Copy out all of the material exactly.

++++ RECORDS PROVIDED ++++

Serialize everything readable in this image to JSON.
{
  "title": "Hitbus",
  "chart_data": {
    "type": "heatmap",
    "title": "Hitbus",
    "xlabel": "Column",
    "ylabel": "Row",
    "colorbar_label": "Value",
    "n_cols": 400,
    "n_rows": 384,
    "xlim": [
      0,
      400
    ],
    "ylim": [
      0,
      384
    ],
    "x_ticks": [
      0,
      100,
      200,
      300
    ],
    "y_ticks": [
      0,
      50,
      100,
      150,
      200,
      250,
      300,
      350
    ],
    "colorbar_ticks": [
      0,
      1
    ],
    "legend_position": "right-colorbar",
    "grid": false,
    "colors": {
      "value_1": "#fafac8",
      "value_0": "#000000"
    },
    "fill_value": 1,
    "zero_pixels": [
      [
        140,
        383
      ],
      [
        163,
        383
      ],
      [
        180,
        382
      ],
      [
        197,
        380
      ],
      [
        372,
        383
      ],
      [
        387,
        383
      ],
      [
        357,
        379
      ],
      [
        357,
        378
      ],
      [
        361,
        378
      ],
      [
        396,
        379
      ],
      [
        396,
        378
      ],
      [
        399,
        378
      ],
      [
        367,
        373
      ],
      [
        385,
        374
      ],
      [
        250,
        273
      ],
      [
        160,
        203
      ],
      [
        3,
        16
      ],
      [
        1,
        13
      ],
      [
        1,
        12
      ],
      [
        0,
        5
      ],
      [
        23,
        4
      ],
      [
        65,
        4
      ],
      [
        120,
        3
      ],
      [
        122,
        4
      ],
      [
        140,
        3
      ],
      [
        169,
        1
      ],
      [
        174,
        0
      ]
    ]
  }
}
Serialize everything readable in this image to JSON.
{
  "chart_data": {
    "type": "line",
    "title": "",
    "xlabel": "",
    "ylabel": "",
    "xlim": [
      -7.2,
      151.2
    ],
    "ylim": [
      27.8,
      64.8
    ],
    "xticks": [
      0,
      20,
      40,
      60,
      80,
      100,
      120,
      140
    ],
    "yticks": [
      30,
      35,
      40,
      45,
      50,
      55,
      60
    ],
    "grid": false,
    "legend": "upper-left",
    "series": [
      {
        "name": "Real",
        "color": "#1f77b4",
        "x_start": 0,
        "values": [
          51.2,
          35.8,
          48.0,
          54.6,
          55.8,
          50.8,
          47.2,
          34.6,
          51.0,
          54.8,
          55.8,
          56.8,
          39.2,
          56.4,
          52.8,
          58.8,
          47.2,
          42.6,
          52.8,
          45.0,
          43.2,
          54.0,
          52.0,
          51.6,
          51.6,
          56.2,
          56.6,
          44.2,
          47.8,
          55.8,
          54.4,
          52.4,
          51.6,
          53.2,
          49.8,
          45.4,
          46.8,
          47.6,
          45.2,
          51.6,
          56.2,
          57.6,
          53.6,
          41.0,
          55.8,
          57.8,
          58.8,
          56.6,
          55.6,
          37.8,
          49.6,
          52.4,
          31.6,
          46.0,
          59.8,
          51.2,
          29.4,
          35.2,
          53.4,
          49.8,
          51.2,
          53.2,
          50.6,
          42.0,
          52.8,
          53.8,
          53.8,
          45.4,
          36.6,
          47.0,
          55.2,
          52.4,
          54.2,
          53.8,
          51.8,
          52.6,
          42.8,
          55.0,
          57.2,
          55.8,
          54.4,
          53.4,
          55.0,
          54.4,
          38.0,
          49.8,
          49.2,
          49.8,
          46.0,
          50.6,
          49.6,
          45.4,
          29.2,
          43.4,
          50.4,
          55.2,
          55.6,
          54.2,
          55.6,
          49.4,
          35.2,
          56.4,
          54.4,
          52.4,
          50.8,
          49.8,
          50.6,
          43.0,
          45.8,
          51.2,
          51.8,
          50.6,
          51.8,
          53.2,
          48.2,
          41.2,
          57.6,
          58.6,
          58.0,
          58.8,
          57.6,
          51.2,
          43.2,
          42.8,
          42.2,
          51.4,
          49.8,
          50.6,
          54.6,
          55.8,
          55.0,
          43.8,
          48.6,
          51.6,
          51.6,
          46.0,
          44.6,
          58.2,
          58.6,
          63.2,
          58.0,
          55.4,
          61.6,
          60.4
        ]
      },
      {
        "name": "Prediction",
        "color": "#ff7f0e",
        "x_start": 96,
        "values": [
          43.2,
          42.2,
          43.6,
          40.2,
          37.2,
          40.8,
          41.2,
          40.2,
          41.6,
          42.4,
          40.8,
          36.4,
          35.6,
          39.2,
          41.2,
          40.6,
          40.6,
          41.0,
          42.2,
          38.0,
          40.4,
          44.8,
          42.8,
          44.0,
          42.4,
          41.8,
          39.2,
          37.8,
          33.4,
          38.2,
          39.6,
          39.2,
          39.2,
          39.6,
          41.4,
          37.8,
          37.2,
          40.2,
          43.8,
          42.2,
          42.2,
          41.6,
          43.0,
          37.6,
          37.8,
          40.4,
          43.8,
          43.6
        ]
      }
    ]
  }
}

++++

THE RESPONSE:
Serialize everything readable in this image to JSON.
{
  "title": "Hitbus",
  "chart_data": {
    "type": "heatmap",
    "title": "Hitbus",
    "xlabel": "Column",
    "ylabel": "Row",
    "colorbar_label": "Value",
    "n_cols": 400,
    "n_rows": 384,
    "xlim": [
      0,
      400
    ],
    "ylim": [
      0,
      384
    ],
    "x_ticks": [
      0,
      100,
      200,
      300
    ],
    "y_ticks": [
      0,
      50,
      100,
      150,
      200,
      250,
      300,
      350
    ],
    "colorbar_ticks": [
      0,
      1
    ],
    "legend_position": "right-colorbar",
    "grid": false,
    "colors": {
      "value_1": "#fafac8",
      "value_0": "#000000"
    },
    "fill_value": 1,
    "zero_pixels": [
      [
        140,
        383
      ],
      [
        163,
        383
      ],
      [
        180,
        382
      ],
      [
        197,
        380
      ],
      [
        372,
        383
      ],
      [
        387,
        383
      ],
      [
        357,
        379
      ],
      [
        357,
        378
      ],
      [
        361,
        378
      ],
      [
        396,
        379
      ],
      [
        396,
        378
      ],
      [
        399,
        378
      ],
      [
        367,
        373
      ],
      [
        385,
        374
      ],
      [
        250,
        273
      ],
      [
        160,
        203
      ],
      [
        3,
        16
      ],
      [
        1,
        13
      ],
      [
        1,
        12
      ],
      [
        0,
        5
      ],
      [
        23,
        4
      ],
      [
        65,
        4
      ],
      [
        120,
        3
      ],
      [
        122,
        4
      ],
      [
        140,
        3
      ],
      [
        169,
        1
      ],
      [
        174,
        0
      ]
    ]
  }
}
Serialize everything readable in this image to JSON.
{
  "chart_data": {
    "type": "line",
    "title": "",
    "xlabel": "",
    "ylabel": "",
    "xlim": [
      -7.2,
      151.2
    ],
    "ylim": [
      27.8,
      64.8
    ],
    "xticks": [
      0,
      20,
      40,
      60,
      80,
      100,
      120,
      140
    ],
    "yticks": [
      30,
      35,
      40,
      45,
      50,
      55,
      60
    ],
    "grid": false,
    "legend": "upper-left",
    "series": [
      {
        "name": "Real",
        "color": "#1f77b4",
        "x_start": 0,
        "values": [
          51.2,
          35.8,
          48.0,
          54.6,
          55.8,
          50.8,
          47.2,
          34.6,
          51.0,
          54.8,
          55.8,
          56.8,
          39.2,
          56.4,
          52.8,
          58.8,
          47.2,
          42.6,
          52.8,
          45.0,
          43.2,
          54.0,
          52.0,
          51.6,
          51.6,
          56.2,
          56.6,
          44.2,
          47.8,
          55.8,
          54.4,
          52.4,
          51.6,
          53.2,
          49.8,
          45.4,
          46.8,
          47.6,
          45.2,
          51.6,
          56.2,
          57.6,
          53.6,
          41.0,
          55.8,
          57.8,
          58.8,
          56.6,
          55.6,
          37.8,
          49.6,
          52.4,
          31.6,
          46.0,
          59.8,
          51.2,
          29.4,
          35.2,
          53.4,
          49.8,
          51.2,
          53.2,
          50.6,
          42.0,
          52.8,
          53.8,
          53.8,
          45.4,
          36.6,
          47.0,
          55.2,
          52.4,
          54.2,
          53.8,
          51.8,
          52.6,
          42.8,
          55.0,
          57.2,
          55.8,
          54.4,
          53.4,
          55.0,
          54.4,
          38.0,
          49.8,
          49.2,
          49.8,
          46.0,
          50.6,
          49.6,
          45.4,
          29.2,
          43.4,
          50.4,
          55.2,
          55.6,
          54.2,
          55.6,
          49.4,
          35.2,
          56.4,
          54.4,
          52.4,
          50.8,
          49.8,
          50.6,
          43.0,
          45.8,
          51.2,
          51.8,
          50.6,
          51.8,
          53.2,
          48.2,
          41.2,
          57.6,
          58.6,
          58.0,
          58.8,
          57.6,
          51.2,
          43.2,
          42.8,
          42.2,
          51.4,
          49.8,
          50.6,
          54.6,
          55.8,
          55.0,
          43.8,
          48.6,
          51.6,
          51.6,
          46.0,
          44.6,
          58.2,
          58.6,
          63.2,
          58.0,
          55.4,
          61.6,
          60.4
        ]
      },
      {
        "name": "Prediction",
        "color": "#ff7f0e",
        "x_start": 96,
        "values": [
          43.2,
          42.2,
          43.6,
          40.2,
          37.2,
          40.8,
          41.2,
          40.2,
          41.6,
          42.4,
          40.8,
          36.4,
          35.6,
          39.2,
          41.2,
          40.6,
          40.6,
          41.0,
          42.2,
          38.0,
          40.4,
          44.8,
          42.8,
          44.0,
          42.4,
          41.8,
          39.2,
          37.8,
          33.4,
          38.2,
          39.6,
          39.2,
          39.2,
          39.6,
          41.4,
          37.8,
          37.2,
          40.2,
          43.8,
          42.2,
          42.2,
          41.6,
          43.0,
          37.6,
          37.8,
          40.4,
          43.8,
          43.6
        ]
      }
    ]
  }
}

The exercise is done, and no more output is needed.